Rename "winding" to "coil" throughout the stretch from the start of the entries through the line containing "- winding: [100, 51, 145, 127]", and reproduce those lines with nothing else altered.

Excerpts from a layout annotation set:
------------------------------------
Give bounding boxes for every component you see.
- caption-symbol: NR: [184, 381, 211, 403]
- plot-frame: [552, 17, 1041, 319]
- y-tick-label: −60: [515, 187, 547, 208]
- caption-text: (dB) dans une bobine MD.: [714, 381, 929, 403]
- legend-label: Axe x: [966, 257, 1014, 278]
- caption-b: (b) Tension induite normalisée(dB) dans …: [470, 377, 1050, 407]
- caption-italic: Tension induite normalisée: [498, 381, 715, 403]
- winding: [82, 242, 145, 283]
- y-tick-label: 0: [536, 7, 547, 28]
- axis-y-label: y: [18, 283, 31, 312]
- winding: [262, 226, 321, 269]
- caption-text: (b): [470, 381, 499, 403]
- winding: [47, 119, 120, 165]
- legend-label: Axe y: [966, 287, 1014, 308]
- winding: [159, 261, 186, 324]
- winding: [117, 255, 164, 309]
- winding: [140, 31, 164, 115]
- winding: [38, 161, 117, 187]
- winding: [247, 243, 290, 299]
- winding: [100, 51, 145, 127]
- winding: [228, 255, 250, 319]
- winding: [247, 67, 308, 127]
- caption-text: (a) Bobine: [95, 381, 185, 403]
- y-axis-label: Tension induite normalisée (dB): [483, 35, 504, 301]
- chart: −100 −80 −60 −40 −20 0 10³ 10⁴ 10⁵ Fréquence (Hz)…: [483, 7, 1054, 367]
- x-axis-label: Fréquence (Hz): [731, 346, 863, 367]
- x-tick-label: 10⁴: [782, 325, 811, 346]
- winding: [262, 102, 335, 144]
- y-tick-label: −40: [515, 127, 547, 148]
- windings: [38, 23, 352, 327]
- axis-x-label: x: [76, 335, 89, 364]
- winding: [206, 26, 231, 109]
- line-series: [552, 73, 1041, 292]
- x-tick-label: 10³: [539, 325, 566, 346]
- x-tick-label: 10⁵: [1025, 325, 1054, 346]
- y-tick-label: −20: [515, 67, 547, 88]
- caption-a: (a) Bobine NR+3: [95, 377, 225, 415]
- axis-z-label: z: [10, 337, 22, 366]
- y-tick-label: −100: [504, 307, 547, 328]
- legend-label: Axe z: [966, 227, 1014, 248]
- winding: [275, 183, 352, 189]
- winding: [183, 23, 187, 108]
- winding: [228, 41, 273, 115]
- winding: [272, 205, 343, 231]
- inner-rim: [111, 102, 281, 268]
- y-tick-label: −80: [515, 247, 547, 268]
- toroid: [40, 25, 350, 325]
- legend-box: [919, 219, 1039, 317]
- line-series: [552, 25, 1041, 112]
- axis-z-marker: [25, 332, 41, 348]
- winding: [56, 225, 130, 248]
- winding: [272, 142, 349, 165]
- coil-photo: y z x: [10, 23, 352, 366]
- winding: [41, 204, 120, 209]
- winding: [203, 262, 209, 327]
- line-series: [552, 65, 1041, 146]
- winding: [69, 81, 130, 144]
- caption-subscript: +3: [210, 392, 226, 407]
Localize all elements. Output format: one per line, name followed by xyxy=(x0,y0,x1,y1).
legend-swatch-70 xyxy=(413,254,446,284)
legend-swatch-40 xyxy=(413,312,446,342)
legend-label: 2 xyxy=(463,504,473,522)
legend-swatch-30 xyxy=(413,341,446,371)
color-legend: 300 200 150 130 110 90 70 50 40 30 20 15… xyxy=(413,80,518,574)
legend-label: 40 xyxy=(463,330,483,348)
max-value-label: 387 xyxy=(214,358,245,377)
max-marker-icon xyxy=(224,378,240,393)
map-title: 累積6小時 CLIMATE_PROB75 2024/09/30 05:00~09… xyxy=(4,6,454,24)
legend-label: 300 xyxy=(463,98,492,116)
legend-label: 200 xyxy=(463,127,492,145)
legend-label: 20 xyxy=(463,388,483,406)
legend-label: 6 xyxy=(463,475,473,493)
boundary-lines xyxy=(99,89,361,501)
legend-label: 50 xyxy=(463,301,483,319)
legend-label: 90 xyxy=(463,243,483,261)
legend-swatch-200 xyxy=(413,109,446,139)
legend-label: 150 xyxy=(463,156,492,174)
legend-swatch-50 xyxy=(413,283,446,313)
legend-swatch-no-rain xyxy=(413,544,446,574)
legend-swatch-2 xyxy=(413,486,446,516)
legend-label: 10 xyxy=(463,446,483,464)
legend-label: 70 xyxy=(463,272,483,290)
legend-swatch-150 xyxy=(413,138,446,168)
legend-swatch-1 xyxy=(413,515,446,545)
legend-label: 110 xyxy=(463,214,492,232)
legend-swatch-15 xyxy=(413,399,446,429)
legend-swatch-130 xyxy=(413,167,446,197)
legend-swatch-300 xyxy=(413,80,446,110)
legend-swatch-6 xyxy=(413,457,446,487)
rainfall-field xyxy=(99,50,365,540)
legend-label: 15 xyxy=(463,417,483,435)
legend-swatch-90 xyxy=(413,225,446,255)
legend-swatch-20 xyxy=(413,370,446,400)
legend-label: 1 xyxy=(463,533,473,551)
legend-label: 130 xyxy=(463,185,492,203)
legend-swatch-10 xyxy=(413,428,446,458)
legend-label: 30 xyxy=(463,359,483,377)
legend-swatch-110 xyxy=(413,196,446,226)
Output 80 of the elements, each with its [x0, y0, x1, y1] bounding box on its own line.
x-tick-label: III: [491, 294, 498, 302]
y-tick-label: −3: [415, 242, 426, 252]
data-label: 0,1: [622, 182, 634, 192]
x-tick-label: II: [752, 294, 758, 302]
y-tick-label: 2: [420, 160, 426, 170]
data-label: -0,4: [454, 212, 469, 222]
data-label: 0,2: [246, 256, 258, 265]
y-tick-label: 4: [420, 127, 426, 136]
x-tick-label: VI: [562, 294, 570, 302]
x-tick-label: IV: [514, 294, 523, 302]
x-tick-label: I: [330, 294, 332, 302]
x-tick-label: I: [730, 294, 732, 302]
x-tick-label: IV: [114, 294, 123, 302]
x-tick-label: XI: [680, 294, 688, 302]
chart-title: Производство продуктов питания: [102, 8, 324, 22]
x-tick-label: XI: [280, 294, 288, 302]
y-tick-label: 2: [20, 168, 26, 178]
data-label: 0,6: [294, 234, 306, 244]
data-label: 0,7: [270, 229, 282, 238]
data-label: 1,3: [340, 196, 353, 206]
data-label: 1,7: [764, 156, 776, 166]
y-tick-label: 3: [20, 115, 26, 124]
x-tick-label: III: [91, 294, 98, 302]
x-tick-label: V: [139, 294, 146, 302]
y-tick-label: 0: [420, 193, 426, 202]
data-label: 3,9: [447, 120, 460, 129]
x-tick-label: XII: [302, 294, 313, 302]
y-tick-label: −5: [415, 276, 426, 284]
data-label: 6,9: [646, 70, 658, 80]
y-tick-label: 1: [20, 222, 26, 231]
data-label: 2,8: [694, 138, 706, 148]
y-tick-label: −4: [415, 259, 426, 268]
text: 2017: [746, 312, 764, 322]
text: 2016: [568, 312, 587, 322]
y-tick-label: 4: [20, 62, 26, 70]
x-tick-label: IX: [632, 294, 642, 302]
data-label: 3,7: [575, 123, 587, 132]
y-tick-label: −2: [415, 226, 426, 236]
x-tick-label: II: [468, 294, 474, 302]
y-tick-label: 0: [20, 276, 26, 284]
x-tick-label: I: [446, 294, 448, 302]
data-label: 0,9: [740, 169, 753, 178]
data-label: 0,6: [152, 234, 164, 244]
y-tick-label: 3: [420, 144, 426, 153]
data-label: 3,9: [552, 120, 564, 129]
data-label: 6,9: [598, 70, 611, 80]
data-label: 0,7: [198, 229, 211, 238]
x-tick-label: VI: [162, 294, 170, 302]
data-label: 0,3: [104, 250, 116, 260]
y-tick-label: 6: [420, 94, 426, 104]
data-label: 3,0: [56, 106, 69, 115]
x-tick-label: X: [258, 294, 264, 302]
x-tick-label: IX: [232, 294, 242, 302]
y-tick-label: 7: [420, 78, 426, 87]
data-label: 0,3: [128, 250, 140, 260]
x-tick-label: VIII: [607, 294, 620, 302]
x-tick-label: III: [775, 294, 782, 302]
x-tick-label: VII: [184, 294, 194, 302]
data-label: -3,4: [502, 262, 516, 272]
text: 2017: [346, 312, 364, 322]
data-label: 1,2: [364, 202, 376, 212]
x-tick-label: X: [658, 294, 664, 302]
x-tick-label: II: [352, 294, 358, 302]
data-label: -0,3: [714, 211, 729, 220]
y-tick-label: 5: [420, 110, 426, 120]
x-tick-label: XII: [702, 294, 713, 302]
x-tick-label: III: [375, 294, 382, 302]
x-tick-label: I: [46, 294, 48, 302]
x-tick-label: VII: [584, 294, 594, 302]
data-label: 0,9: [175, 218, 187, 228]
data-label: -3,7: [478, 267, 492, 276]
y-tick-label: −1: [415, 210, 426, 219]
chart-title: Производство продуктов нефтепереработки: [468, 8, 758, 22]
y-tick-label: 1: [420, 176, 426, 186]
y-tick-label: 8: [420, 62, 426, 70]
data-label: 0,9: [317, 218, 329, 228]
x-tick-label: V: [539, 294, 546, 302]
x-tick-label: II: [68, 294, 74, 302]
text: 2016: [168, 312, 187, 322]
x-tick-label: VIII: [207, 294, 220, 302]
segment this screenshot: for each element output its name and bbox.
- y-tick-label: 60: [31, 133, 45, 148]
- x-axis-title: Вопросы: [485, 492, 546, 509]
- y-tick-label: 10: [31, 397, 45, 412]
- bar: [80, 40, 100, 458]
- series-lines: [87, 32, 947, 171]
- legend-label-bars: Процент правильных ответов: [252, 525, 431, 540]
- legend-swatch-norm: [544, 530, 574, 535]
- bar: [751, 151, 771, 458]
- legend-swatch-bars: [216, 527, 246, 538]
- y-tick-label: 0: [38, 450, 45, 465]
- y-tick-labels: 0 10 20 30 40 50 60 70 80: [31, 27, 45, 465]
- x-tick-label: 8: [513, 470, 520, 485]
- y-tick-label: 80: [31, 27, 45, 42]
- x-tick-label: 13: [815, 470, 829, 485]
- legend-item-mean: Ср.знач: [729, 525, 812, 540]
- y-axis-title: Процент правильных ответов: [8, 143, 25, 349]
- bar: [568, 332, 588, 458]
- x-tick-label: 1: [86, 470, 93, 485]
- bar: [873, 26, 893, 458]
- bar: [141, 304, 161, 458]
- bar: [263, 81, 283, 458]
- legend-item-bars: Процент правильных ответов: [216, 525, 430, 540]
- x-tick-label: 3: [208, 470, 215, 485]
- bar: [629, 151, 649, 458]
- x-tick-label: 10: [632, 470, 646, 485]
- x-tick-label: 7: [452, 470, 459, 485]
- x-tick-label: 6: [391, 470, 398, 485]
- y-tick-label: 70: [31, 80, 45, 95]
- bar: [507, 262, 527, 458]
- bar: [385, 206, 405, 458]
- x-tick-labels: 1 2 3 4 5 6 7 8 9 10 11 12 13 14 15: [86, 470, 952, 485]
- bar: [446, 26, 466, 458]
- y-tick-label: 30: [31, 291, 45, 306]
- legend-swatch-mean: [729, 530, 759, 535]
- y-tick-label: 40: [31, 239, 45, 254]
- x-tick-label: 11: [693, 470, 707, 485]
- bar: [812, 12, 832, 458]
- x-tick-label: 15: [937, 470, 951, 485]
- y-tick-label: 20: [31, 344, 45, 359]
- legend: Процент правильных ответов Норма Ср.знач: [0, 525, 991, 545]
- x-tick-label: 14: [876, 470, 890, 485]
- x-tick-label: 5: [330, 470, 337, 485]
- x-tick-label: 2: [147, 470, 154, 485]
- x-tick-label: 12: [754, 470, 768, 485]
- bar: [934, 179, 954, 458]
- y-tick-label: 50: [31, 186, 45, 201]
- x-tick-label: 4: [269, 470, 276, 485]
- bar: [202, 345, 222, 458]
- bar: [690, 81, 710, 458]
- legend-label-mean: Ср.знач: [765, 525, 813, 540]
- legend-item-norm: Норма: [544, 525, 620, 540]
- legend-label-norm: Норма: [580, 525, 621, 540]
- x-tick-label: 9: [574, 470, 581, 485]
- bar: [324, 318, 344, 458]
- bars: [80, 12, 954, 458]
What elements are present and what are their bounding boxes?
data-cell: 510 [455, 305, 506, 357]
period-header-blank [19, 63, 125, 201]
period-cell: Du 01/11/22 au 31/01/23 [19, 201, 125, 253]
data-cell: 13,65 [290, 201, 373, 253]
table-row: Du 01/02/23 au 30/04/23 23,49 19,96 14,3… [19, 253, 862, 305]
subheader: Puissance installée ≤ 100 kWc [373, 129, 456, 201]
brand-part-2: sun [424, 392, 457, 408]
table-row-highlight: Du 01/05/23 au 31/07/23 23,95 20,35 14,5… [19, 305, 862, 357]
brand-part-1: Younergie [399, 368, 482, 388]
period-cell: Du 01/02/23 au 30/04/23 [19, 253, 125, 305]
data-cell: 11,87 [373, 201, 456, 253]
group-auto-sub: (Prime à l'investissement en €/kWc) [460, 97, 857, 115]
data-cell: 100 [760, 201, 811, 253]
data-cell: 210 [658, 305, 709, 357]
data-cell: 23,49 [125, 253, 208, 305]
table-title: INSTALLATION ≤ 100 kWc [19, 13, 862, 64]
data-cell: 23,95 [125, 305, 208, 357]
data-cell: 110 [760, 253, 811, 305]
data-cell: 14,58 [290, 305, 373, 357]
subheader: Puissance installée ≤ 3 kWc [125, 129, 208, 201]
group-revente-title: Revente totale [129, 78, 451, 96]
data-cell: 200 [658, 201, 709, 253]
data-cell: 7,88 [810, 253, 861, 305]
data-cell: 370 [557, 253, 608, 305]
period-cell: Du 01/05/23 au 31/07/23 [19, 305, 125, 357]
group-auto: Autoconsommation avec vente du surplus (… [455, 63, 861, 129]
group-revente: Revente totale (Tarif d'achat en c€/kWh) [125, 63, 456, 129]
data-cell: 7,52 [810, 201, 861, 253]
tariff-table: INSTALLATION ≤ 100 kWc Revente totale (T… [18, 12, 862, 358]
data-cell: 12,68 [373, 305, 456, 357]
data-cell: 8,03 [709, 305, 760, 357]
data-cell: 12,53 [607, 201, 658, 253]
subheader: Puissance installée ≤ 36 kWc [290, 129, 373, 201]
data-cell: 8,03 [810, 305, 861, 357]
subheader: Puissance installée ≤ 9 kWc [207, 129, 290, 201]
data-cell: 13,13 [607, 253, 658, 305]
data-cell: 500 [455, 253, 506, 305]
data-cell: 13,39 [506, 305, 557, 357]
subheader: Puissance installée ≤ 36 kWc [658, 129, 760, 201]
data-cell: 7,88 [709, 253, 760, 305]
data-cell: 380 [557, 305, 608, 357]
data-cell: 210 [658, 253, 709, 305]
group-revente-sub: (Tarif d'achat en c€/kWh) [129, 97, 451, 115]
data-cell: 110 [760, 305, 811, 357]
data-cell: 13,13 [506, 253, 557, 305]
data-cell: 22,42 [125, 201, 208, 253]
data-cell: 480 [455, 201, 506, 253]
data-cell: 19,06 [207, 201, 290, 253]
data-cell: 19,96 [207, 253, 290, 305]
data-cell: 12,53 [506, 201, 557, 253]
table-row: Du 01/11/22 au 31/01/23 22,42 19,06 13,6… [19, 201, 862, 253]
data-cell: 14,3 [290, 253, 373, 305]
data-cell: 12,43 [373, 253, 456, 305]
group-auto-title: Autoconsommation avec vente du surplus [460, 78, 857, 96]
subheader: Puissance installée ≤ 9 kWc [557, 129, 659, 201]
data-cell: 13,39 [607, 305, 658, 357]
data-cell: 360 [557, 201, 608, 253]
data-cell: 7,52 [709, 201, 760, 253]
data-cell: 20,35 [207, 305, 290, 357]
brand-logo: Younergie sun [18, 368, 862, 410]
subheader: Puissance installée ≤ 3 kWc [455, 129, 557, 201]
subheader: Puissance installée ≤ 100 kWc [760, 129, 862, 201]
------------------------------------
• SOLUTION
Give bounding boxes for every component you see.
- caption-symbol: NR: [184, 381, 211, 403]
- plot-frame: [552, 17, 1041, 319]
- y-tick-label: −60: [515, 187, 547, 208]
- caption-text: (dB) dans une bobine MD.: [714, 381, 929, 403]
- legend-label: Axe x: [966, 257, 1014, 278]
- caption-b: (b) Tension induite normalisée(dB) dans …: [470, 377, 1050, 407]
- caption-italic: Tension induite normalisée: [498, 381, 715, 403]
- coil: [82, 242, 145, 283]
- y-tick-label: 0: [536, 7, 547, 28]
- axis-y-label: y: [18, 283, 31, 312]
- coil: [262, 226, 321, 269]
- caption-text: (b): [470, 381, 499, 403]
- coil: [47, 119, 120, 165]
- legend-label: Axe y: [966, 287, 1014, 308]
- coil: [159, 261, 186, 324]
- coil: [117, 255, 164, 309]
- coil: [140, 31, 164, 115]
- coil: [38, 161, 117, 187]
- coil: [247, 243, 290, 299]
- coil: [100, 51, 145, 127]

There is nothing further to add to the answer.